[The problem]
Repeat every line of the listing below exactly, minus the pictures.
─── Provided data ───
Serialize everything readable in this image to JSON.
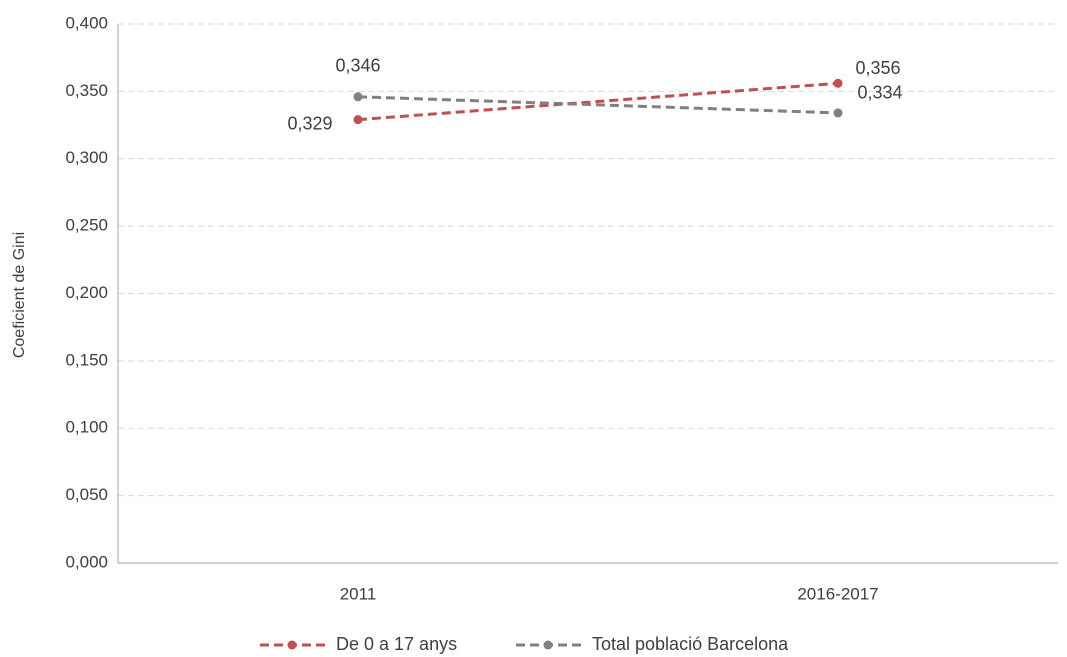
{
  "chart_data": {
    "type": "line",
    "y_label": "Coeficient de Gini",
    "categories": [
      "2011",
      "2016-2017"
    ],
    "series": [
      {
        "name": "De 0 a 17 anys",
        "color": "#c0504d",
        "values": [
          0.329,
          0.356
        ],
        "value_labels": [
          "0,329",
          "0,356"
        ]
      },
      {
        "name": "Total població Barcelona",
        "color": "#808080",
        "values": [
          0.346,
          0.334
        ],
        "value_labels": [
          "0,346",
          "0,334"
        ]
      }
    ],
    "ylim": [
      0,
      0.4
    ],
    "yticks": [
      {
        "value": 0,
        "label": "0,000"
      },
      {
        "value": 0.05,
        "label": "0,050"
      },
      {
        "value": 0.1,
        "label": "0,100"
      },
      {
        "value": 0.15,
        "label": "0,150"
      },
      {
        "value": 0.2,
        "label": "0,200"
      },
      {
        "value": 0.25,
        "label": "0,250"
      },
      {
        "value": 0.3,
        "label": "0,300"
      },
      {
        "value": 0.35,
        "label": "0,350"
      },
      {
        "value": 0.4,
        "label": "0,400"
      }
    ],
    "grid": true,
    "legend": "bottom"
  }
}
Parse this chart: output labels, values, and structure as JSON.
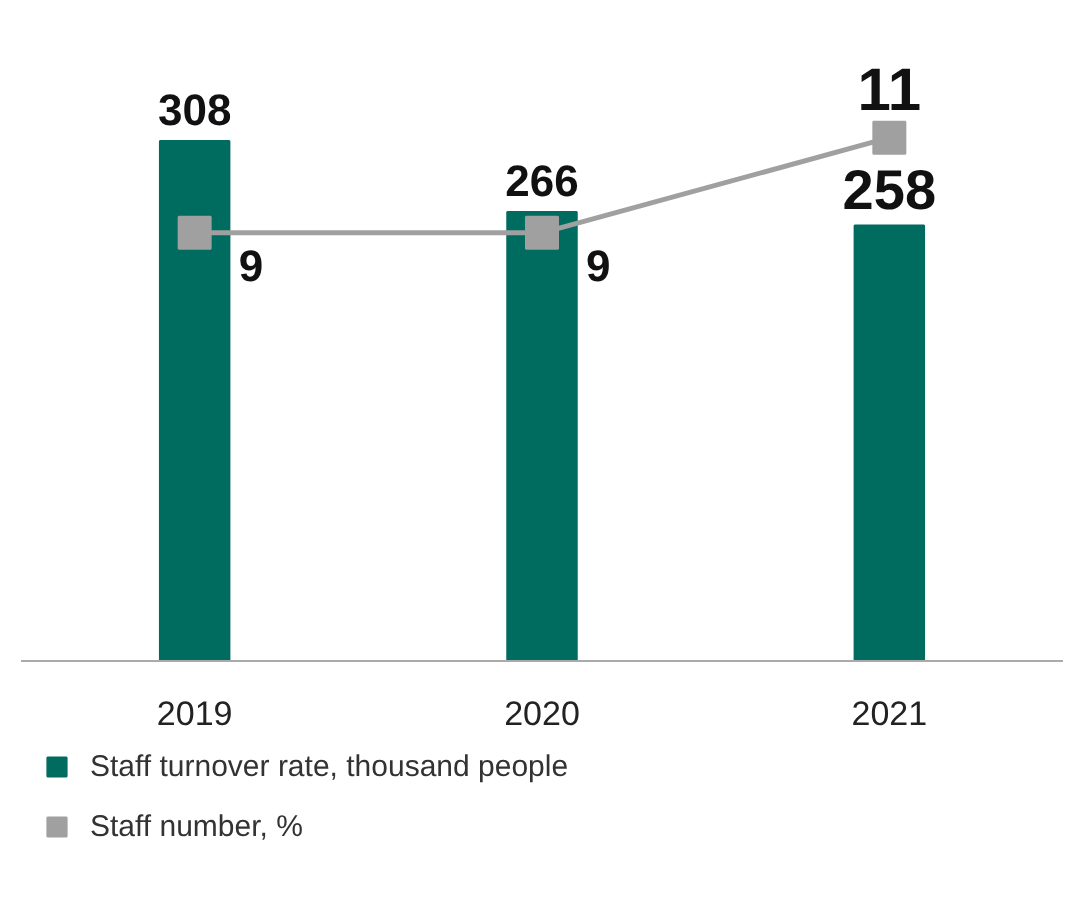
{
  "chart_data": {
    "type": "bar",
    "categories": [
      "2019",
      "2020",
      "2021"
    ],
    "series": [
      {
        "name": "Staff turnover rate, thousand people",
        "color": "#006b5f",
        "values": [
          308,
          266,
          258
        ]
      },
      {
        "name": "Staff number, %",
        "type": "line",
        "axis": "y2",
        "color": "#a0a0a0",
        "values": [
          9,
          9,
          11
        ],
        "marker": "square"
      }
    ],
    "data_labels": true,
    "legend": "bottom",
    "grid": false
  }
}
───
[Correct output]
Serialize everything readable in this image to JSON.
{
  "chart_data": {
    "type": "line",
    "y_label": "Coeficient de Gini",
    "categories": [
      "2011",
      "2016-2017"
    ],
    "series": [
      {
        "name": "De 0 a 17 anys",
        "color": "#c0504d",
        "values": [
          0.329,
          0.356
        ],
        "value_labels": [
          "0,329",
          "0,356"
        ]
      },
      {
        "name": "Total població Barcelona",
        "color": "#808080",
        "values": [
          0.346,
          0.334
        ],
        "value_labels": [
          "0,346",
          "0,334"
        ]
      }
    ],
    "ylim": [
      0,
      0.4
    ],
    "yticks": [
      {
        "value": 0,
        "label": "0,000"
      },
      {
        "value": 0.05,
        "label": "0,050"
      },
      {
        "value": 0.1,
        "label": "0,100"
      },
      {
        "value": 0.15,
        "label": "0,150"
      },
      {
        "value": 0.2,
        "label": "0,200"
      },
      {
        "value": 0.25,
        "label": "0,250"
      },
      {
        "value": 0.3,
        "label": "0,300"
      },
      {
        "value": 0.35,
        "label": "0,350"
      },
      {
        "value": 0.4,
        "label": "0,400"
      }
    ],
    "grid": true,
    "legend": "bottom"
  }
}
Parse this chart: output labels, values, and structure as JSON.
{
  "chart_data": {
    "type": "bar",
    "categories": [
      "2019",
      "2020",
      "2021"
    ],
    "series": [
      {
        "name": "Staff turnover rate, thousand people",
        "color": "#006b5f",
        "values": [
          308,
          266,
          258
        ]
      },
      {
        "name": "Staff number, %",
        "type": "line",
        "axis": "y2",
        "color": "#a0a0a0",
        "values": [
          9,
          9,
          11
        ],
        "marker": "square"
      }
    ],
    "data_labels": true,
    "legend": "bottom",
    "grid": false
  }
}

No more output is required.